# WHAT IS BEING ASKED
Identify all lines below that hold "CORRELATION" and collect them.

::::::::

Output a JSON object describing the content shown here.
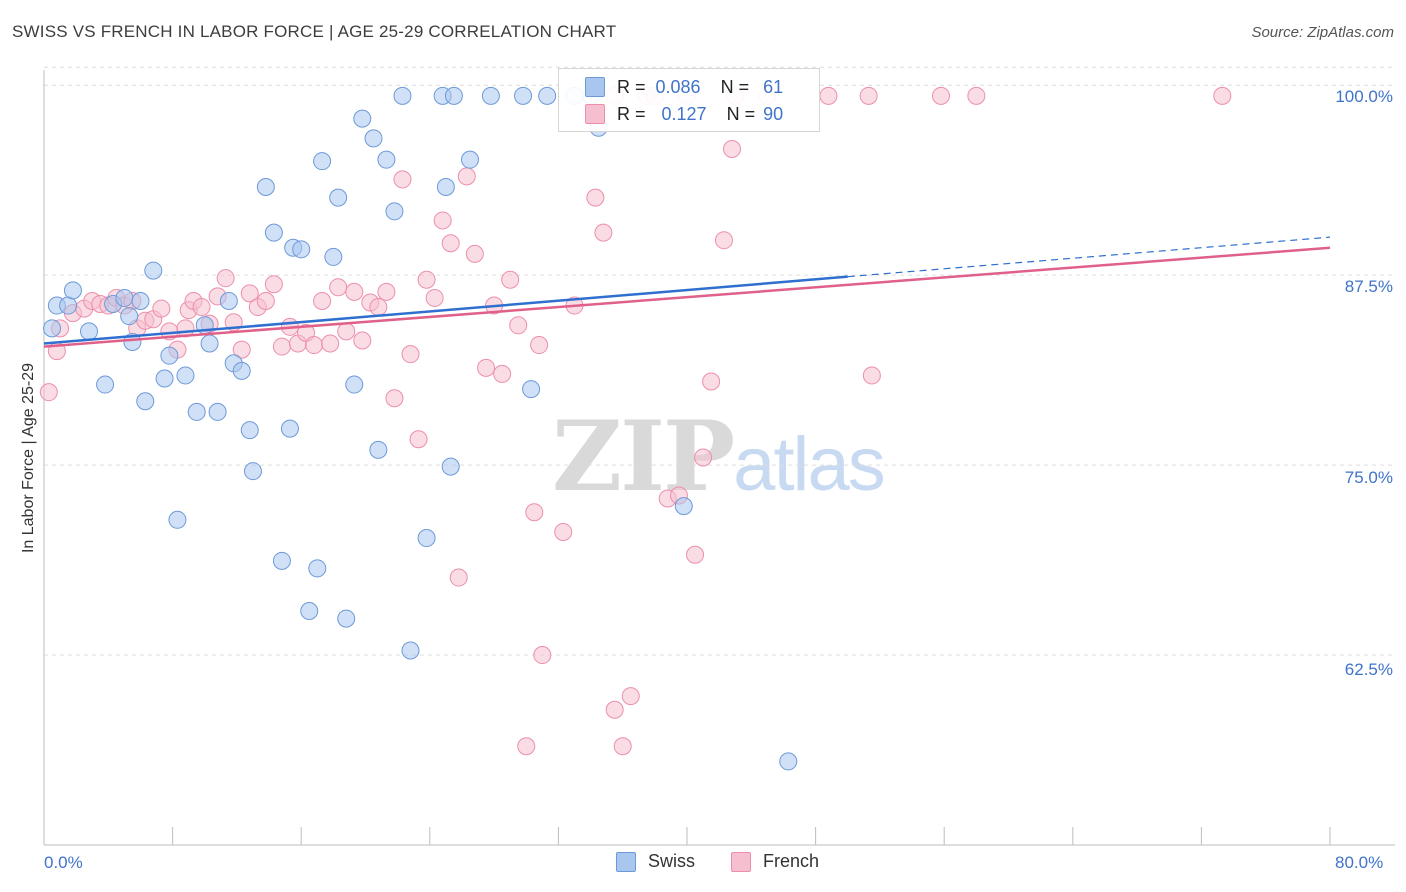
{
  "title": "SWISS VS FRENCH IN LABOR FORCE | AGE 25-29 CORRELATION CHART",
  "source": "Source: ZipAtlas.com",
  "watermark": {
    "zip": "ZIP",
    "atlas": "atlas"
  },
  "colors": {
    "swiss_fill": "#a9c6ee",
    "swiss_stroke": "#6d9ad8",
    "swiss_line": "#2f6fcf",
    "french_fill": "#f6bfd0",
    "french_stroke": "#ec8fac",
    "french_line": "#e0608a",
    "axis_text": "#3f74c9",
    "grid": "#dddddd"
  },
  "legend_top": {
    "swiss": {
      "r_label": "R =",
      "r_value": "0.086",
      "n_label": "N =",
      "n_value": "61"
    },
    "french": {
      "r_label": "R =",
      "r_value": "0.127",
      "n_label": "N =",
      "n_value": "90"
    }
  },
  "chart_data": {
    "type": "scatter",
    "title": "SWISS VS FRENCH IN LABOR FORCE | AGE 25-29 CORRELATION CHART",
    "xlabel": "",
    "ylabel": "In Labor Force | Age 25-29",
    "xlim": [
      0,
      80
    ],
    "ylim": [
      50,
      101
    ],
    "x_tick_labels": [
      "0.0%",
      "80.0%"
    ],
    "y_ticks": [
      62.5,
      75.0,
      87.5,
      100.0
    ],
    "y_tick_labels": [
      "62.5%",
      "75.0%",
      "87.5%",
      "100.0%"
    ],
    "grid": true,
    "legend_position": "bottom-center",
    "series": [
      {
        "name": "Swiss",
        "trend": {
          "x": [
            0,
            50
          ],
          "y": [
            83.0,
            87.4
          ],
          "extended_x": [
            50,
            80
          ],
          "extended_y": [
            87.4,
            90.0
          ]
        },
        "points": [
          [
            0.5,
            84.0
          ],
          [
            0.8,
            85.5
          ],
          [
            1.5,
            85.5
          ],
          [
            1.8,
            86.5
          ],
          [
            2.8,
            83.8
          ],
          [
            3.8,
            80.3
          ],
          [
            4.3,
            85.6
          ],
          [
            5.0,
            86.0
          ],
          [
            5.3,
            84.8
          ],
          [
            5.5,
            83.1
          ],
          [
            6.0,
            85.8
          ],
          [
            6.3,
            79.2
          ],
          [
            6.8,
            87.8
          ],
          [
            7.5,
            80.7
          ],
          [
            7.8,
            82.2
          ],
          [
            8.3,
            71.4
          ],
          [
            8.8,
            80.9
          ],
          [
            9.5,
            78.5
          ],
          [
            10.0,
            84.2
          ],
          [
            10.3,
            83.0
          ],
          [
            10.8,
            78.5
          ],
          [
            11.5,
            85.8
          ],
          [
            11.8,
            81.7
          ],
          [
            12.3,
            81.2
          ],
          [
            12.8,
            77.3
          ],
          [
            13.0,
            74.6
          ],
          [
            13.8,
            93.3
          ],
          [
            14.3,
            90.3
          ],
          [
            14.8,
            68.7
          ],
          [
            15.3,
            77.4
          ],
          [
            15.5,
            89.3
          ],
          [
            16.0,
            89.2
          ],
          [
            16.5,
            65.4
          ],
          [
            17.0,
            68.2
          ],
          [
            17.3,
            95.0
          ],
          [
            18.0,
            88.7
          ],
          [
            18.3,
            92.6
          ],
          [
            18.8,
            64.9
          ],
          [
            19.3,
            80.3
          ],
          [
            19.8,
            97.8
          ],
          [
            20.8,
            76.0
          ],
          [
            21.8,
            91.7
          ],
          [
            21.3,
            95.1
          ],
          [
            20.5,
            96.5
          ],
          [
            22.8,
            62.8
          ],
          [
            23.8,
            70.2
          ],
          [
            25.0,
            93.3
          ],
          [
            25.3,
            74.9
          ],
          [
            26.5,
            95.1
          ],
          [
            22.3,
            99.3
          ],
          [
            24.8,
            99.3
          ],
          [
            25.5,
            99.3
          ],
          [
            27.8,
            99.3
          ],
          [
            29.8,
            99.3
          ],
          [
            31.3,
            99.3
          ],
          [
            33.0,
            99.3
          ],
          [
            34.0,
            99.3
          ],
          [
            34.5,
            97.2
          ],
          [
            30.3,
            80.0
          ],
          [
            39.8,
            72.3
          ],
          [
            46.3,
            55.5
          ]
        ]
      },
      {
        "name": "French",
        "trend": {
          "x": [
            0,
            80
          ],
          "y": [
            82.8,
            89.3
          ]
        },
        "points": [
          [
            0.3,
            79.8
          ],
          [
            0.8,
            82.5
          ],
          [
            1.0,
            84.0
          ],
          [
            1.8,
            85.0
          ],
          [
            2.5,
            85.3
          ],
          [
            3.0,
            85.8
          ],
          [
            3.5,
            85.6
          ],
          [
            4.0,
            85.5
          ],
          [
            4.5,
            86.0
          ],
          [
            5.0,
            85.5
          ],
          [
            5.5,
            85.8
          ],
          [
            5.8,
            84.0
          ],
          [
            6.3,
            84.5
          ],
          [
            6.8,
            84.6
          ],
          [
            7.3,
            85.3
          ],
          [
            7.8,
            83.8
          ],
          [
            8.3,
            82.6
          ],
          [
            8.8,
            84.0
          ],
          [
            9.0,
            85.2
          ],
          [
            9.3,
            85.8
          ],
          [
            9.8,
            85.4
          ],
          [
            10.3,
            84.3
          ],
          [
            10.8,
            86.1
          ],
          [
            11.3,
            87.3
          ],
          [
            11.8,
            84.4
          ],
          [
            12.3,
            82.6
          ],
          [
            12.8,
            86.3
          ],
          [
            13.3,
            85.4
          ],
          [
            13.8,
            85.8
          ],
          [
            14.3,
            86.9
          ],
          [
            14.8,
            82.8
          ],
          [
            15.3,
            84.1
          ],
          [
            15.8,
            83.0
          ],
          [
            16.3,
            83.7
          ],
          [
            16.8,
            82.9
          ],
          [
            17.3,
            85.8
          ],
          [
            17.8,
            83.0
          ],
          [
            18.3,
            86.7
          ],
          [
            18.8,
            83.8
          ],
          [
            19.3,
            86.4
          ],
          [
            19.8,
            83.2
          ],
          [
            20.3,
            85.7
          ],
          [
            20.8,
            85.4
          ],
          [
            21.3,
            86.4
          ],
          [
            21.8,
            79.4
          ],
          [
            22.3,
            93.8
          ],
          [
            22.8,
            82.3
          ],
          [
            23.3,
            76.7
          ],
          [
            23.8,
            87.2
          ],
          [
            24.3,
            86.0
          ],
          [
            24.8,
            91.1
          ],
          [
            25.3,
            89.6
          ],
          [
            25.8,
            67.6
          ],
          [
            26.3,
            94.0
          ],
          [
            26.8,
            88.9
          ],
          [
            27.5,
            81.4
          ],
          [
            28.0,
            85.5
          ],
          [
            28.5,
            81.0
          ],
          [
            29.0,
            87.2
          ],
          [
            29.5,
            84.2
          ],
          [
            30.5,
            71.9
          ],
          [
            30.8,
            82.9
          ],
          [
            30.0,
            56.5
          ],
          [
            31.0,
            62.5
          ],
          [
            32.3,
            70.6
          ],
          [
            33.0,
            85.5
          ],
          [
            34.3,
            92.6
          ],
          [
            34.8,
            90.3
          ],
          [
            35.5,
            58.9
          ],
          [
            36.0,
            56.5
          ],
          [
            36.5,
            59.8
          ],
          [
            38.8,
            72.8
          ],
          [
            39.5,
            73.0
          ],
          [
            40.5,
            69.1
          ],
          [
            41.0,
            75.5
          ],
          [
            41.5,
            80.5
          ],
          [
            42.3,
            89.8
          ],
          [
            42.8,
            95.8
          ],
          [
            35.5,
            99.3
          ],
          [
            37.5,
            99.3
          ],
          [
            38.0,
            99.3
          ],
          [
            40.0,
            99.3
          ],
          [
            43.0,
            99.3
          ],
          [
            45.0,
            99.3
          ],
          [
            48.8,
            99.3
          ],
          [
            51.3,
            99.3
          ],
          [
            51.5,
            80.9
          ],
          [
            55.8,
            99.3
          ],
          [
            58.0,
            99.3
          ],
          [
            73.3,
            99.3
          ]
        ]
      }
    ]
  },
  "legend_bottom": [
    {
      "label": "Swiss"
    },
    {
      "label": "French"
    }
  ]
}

::::::::

# COMPLETED TASK
  "title": "SWISS VS FRENCH IN LABOR FORCE | AGE 25-29 CORRELATION CHART",
    "title": "SWISS VS FRENCH IN LABOR FORCE | AGE 25-29 CORRELATION CHART",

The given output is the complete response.